Could you quote, exactly as they stand, the lines running from the one with "Parse this screenshot: output" to the final line of the material?

[Collected data]

......

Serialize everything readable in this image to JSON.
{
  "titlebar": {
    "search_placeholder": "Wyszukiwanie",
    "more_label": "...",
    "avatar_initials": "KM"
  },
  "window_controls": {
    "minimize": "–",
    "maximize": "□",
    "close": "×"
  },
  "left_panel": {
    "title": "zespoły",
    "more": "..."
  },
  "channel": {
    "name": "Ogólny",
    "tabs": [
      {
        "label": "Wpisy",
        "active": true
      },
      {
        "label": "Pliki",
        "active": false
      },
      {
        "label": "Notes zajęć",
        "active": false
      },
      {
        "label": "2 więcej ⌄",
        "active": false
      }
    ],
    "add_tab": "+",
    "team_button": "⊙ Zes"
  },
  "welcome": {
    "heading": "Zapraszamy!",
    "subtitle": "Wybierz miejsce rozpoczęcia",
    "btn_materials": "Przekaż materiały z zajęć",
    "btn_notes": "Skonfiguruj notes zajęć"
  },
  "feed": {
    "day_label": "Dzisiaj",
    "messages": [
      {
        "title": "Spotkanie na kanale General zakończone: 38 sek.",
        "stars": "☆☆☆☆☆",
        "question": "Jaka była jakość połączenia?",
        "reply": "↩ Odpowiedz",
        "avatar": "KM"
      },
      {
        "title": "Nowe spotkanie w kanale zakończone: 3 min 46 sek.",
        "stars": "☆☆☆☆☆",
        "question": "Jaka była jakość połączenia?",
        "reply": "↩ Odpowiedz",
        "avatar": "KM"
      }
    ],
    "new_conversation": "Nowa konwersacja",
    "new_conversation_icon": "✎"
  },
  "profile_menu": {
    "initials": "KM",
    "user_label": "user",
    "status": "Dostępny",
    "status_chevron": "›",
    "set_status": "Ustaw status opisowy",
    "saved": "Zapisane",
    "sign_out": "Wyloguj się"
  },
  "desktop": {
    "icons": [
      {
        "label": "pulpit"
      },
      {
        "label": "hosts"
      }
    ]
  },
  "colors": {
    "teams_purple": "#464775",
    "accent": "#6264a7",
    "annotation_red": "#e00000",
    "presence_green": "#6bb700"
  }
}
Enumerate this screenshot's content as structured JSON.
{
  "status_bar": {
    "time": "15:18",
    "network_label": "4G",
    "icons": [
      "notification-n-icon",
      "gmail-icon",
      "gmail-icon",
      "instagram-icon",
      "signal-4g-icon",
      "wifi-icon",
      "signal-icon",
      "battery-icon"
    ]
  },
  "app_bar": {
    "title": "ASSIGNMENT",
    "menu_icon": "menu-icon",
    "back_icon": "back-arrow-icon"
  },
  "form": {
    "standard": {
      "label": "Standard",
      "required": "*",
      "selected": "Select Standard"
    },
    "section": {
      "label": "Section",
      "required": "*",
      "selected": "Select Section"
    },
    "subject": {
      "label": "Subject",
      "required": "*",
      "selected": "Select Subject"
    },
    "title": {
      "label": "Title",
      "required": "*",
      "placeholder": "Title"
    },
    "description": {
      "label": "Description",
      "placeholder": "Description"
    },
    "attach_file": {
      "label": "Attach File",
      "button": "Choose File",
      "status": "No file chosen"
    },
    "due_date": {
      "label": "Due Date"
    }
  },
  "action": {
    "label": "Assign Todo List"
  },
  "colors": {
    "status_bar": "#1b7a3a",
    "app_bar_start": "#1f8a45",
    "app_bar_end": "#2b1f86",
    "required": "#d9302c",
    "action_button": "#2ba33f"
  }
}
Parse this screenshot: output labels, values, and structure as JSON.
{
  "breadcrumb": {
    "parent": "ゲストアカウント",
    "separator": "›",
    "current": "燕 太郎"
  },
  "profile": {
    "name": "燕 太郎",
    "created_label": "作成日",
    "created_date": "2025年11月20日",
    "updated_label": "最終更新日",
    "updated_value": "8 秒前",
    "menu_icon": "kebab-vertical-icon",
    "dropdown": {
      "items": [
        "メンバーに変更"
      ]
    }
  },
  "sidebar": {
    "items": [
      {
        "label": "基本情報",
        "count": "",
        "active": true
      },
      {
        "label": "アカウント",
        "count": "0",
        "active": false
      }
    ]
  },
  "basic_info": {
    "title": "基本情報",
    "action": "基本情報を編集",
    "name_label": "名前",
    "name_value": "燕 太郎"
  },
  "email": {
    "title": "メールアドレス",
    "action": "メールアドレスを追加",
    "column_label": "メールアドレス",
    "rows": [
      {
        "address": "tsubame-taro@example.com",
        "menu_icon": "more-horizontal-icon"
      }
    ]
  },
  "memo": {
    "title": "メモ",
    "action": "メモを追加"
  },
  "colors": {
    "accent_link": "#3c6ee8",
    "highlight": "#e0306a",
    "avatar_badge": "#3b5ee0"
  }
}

......

* RESULT OF THIS EXERCISE
Parse this screenshot: output labels, values, and structure as JSON.
{
  "breadcrumb": {
    "parent": "ゲストアカウント",
    "separator": "›",
    "current": "燕 太郎"
  },
  "profile": {
    "name": "燕 太郎",
    "created_label": "作成日",
    "created_date": "2025年11月20日",
    "updated_label": "最終更新日",
    "updated_value": "8 秒前",
    "menu_icon": "kebab-vertical-icon",
    "dropdown": {
      "items": [
        "メンバーに変更"
      ]
    }
  },
  "sidebar": {
    "items": [
      {
        "label": "基本情報",
        "count": "",
        "active": true
      },
      {
        "label": "アカウント",
        "count": "0",
        "active": false
      }
    ]
  },
  "basic_info": {
    "title": "基本情報",
    "action": "基本情報を編集",
    "name_label": "名前",
    "name_value": "燕 太郎"
  },
  "email": {
    "title": "メールアドレス",
    "action": "メールアドレスを追加",
    "column_label": "メールアドレス",
    "rows": [
      {
        "address": "tsubame-taro@example.com",
        "menu_icon": "more-horizontal-icon"
      }
    ]
  },
  "memo": {
    "title": "メモ",
    "action": "メモを追加"
  },
  "colors": {
    "accent_link": "#3c6ee8",
    "highlight": "#e0306a",
    "avatar_badge": "#3b5ee0"
  }
}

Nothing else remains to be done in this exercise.